> [Material supplied]
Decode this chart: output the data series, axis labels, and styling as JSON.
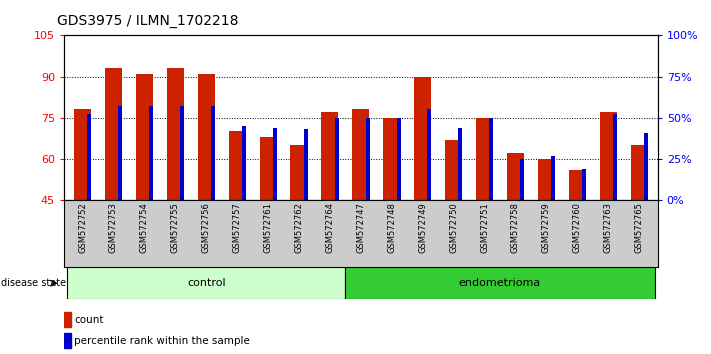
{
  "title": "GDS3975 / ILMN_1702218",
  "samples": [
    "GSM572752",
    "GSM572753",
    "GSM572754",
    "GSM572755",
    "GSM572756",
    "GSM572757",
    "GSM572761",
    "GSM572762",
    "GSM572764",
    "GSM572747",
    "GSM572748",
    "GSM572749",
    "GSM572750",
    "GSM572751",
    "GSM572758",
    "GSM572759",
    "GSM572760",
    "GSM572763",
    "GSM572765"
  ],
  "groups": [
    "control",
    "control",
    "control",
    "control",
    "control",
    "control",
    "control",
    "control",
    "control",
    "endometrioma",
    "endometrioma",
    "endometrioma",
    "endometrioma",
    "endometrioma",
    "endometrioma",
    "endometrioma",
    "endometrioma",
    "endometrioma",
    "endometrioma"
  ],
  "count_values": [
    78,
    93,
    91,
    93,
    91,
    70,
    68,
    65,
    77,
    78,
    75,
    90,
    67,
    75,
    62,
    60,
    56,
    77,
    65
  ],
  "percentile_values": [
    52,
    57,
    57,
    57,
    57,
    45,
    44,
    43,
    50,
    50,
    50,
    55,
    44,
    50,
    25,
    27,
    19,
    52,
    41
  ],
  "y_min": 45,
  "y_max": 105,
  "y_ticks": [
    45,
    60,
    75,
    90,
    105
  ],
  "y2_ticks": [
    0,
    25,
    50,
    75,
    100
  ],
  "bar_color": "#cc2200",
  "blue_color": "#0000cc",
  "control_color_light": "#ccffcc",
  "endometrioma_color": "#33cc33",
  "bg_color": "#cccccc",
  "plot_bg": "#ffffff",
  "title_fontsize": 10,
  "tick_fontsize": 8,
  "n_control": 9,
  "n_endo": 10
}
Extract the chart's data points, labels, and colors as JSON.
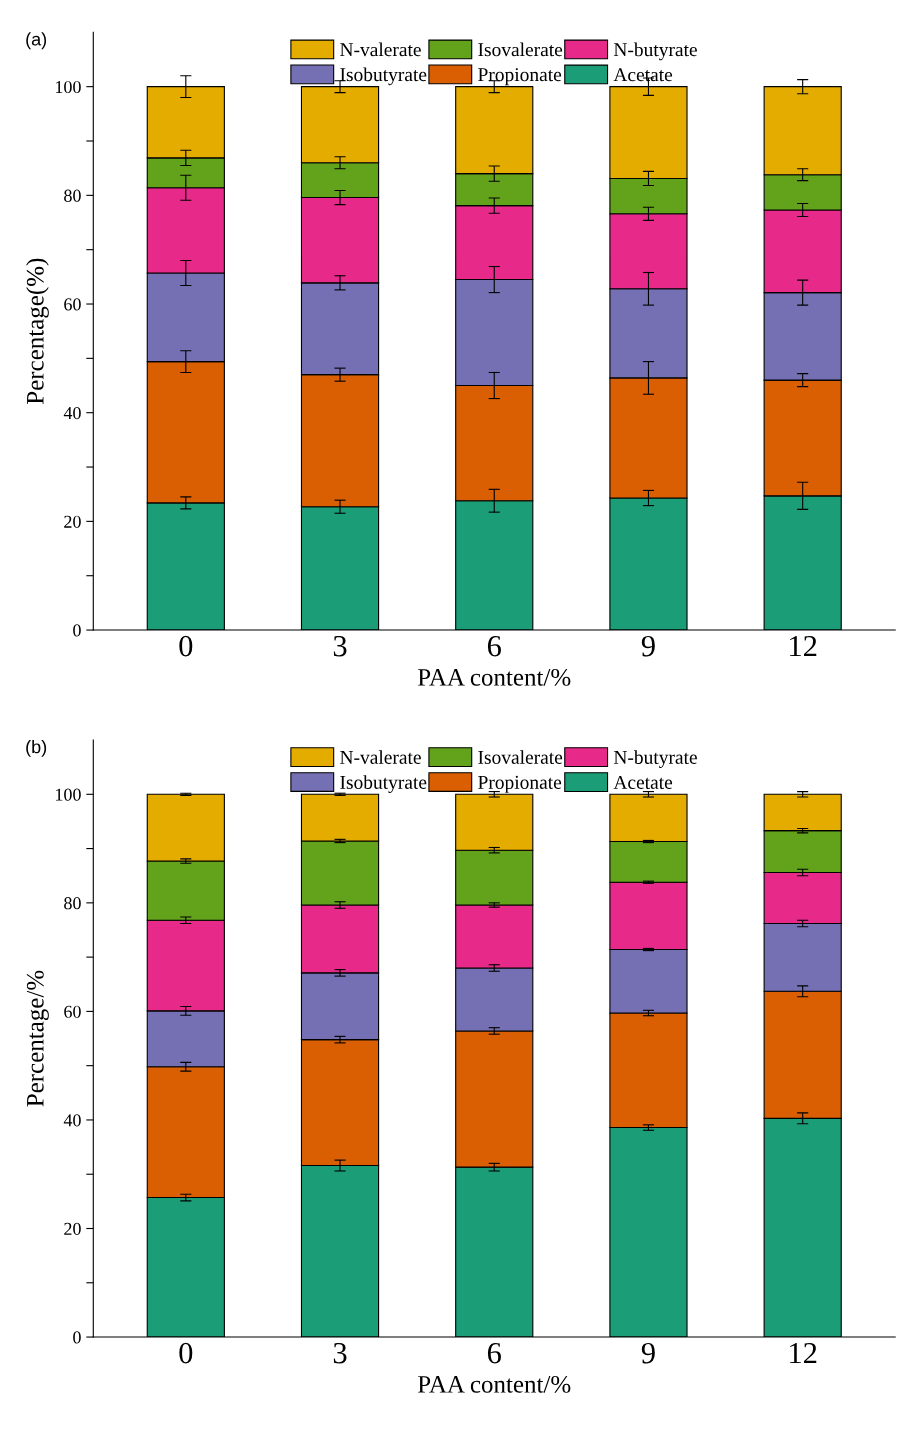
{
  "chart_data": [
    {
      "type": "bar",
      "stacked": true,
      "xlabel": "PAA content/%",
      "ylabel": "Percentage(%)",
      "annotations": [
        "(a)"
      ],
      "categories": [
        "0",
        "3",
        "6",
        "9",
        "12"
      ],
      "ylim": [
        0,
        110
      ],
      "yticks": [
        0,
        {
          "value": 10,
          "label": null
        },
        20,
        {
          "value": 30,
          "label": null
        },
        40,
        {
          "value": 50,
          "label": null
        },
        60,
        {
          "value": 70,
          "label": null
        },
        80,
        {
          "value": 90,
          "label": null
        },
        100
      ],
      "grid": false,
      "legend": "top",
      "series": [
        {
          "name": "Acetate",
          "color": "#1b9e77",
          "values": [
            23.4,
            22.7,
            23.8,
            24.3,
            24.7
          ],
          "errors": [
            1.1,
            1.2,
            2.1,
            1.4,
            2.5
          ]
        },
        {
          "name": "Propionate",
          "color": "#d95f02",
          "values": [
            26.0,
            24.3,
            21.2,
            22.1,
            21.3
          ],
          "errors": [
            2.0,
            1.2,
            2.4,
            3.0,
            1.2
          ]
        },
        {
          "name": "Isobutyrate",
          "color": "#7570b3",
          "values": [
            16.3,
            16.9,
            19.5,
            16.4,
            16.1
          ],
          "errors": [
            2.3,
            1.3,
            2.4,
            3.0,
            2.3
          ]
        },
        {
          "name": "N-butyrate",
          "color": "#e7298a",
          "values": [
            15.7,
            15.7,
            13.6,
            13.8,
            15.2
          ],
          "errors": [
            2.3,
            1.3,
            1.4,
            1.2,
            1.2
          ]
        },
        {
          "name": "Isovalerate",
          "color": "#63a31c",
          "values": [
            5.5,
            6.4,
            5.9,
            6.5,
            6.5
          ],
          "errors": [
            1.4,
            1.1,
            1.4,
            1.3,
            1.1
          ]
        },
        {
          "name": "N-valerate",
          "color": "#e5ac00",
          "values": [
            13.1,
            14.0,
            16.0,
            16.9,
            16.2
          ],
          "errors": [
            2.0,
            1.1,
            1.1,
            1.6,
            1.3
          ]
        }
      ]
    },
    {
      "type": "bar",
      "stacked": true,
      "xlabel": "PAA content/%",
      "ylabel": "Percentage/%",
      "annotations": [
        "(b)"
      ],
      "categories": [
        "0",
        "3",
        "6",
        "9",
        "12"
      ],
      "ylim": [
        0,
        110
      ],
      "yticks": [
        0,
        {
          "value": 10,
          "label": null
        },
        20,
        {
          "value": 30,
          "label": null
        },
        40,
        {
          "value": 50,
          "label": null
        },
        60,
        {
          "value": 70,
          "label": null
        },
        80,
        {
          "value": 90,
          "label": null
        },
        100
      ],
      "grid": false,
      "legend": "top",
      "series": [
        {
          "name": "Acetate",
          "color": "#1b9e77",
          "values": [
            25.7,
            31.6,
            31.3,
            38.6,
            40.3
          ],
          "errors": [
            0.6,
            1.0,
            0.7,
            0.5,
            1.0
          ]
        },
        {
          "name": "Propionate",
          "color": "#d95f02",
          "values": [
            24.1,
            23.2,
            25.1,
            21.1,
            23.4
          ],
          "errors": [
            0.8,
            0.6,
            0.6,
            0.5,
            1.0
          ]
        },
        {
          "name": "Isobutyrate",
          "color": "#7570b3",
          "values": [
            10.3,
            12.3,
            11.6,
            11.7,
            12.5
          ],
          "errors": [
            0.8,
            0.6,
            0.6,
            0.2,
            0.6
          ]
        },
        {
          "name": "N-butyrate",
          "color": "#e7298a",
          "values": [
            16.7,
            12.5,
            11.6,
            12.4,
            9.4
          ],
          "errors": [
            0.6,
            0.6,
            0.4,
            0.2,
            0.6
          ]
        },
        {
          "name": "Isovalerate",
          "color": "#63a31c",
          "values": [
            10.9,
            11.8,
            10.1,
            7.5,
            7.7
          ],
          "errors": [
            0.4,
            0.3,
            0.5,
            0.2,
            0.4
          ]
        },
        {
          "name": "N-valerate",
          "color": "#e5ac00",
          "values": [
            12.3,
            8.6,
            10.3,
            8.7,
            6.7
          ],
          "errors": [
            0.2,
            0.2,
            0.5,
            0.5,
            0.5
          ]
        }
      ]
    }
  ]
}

* * *

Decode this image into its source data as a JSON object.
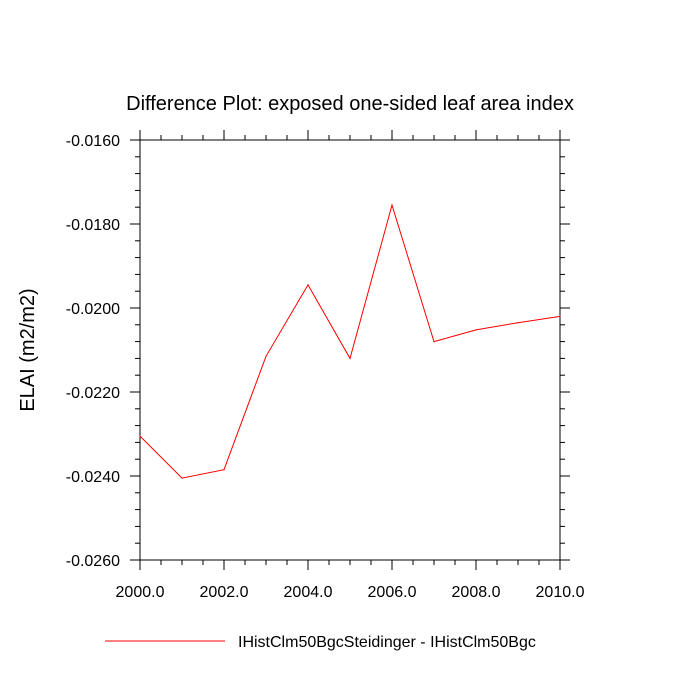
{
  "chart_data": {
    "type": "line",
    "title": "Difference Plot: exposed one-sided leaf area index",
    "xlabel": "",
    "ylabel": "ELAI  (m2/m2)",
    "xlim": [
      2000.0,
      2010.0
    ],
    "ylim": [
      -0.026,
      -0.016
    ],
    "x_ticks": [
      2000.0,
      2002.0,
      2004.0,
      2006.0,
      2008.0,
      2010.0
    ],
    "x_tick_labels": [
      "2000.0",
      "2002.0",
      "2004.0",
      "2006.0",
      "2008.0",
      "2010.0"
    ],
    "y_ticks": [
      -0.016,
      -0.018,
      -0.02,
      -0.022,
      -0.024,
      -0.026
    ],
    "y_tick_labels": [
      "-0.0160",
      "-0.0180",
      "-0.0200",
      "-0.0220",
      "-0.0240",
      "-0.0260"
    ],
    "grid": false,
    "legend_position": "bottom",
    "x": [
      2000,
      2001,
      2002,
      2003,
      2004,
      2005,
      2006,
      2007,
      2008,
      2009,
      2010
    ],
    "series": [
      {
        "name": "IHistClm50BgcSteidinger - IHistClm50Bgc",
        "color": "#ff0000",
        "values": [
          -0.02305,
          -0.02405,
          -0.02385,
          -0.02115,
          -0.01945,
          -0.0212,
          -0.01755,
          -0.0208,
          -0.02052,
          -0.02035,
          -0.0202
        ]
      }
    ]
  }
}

--

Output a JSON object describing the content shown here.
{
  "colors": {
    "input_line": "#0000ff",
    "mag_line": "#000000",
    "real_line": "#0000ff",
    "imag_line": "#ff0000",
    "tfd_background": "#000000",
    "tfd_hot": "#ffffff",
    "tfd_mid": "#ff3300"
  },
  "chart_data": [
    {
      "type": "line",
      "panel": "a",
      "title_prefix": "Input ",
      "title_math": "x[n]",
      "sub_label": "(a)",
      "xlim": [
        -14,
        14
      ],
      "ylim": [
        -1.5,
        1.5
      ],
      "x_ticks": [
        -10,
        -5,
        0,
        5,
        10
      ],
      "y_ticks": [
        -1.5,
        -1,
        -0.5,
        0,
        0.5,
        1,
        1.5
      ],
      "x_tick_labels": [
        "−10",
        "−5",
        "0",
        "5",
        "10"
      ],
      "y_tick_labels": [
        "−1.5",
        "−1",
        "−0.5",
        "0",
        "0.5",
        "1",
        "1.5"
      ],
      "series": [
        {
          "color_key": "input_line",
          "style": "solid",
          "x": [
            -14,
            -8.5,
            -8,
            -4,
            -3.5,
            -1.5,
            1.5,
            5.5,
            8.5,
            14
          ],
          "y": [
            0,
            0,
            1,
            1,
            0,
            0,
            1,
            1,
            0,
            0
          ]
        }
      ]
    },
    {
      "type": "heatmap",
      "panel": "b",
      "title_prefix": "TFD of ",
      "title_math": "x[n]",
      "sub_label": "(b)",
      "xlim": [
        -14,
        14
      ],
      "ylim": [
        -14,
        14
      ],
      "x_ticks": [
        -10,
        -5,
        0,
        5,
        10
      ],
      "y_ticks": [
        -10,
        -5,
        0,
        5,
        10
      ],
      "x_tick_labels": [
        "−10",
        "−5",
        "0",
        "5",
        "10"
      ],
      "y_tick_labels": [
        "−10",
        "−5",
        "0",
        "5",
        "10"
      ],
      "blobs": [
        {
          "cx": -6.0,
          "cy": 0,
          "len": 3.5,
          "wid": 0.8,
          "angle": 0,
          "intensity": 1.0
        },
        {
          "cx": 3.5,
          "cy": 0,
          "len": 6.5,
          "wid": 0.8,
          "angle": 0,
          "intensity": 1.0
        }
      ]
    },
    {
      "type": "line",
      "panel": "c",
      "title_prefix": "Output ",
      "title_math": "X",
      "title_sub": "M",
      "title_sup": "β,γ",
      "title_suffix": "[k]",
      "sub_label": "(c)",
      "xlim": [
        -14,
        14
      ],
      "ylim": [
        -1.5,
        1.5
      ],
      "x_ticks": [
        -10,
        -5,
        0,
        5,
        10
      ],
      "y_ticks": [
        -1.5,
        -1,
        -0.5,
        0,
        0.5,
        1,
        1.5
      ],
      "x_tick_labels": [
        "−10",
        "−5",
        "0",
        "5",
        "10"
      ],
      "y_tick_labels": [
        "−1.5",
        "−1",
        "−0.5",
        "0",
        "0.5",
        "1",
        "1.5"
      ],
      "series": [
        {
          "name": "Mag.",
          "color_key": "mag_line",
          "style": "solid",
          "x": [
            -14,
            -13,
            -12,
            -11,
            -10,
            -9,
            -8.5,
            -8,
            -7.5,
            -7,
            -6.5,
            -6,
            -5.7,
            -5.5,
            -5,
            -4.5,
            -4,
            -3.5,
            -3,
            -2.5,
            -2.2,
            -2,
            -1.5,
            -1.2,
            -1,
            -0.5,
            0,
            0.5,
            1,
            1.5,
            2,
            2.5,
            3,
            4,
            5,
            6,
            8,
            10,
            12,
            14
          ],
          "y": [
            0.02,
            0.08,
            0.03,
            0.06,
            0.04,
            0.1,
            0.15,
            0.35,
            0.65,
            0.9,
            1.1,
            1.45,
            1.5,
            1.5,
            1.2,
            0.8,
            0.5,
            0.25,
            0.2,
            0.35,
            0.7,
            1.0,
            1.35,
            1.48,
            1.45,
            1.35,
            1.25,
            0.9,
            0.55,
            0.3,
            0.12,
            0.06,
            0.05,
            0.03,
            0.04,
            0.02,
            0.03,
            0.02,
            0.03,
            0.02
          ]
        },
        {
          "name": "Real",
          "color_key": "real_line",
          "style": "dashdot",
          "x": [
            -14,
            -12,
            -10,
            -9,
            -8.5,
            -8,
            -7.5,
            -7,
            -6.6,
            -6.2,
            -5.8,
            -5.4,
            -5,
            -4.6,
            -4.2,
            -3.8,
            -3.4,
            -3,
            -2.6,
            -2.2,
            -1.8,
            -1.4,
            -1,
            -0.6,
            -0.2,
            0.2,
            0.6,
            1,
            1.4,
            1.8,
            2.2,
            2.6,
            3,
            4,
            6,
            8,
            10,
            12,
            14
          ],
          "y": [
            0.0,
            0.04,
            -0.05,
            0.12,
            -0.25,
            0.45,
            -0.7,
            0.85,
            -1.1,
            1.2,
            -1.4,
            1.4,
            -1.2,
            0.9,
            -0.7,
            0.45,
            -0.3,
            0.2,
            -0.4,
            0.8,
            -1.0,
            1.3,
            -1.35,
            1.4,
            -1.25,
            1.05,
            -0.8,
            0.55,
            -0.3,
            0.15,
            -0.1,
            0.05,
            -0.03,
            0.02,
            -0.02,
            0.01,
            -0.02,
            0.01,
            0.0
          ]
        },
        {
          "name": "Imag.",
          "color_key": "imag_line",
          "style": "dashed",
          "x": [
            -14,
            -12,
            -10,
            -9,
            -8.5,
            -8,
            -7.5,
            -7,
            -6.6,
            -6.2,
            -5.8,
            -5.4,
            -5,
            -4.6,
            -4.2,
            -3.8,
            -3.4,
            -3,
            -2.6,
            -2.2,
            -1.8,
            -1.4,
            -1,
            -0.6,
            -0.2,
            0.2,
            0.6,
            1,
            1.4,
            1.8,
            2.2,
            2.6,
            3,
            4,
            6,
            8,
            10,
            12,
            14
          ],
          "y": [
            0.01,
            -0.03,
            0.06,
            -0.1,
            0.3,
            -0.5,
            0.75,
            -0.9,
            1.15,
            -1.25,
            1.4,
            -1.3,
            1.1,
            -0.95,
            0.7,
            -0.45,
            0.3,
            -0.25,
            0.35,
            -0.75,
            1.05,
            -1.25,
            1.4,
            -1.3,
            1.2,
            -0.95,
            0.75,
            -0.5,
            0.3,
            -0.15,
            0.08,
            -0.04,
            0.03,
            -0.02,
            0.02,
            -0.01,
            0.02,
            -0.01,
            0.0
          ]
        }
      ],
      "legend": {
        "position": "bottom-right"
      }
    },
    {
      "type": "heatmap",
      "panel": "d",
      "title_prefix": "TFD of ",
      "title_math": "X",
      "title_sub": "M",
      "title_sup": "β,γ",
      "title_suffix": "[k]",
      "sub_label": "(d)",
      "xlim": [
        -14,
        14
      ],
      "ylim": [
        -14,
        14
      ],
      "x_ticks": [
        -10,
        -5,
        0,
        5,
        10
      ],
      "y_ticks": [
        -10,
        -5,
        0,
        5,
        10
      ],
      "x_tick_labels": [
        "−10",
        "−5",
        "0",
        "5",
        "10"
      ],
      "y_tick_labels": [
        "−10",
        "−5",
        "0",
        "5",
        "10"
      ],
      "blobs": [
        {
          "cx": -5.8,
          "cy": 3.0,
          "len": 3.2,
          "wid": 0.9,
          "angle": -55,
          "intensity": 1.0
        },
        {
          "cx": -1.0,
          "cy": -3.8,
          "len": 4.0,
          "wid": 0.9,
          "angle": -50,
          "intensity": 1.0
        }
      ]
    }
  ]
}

> [Your task]
Copy all lines above containing the string "ylabel".

> [Response for this exercise]
      "ylabel": "Percentage(%)",
      "ylabel": "Percentage/%",
    "ylabel": "ELAI  (m2/m2)",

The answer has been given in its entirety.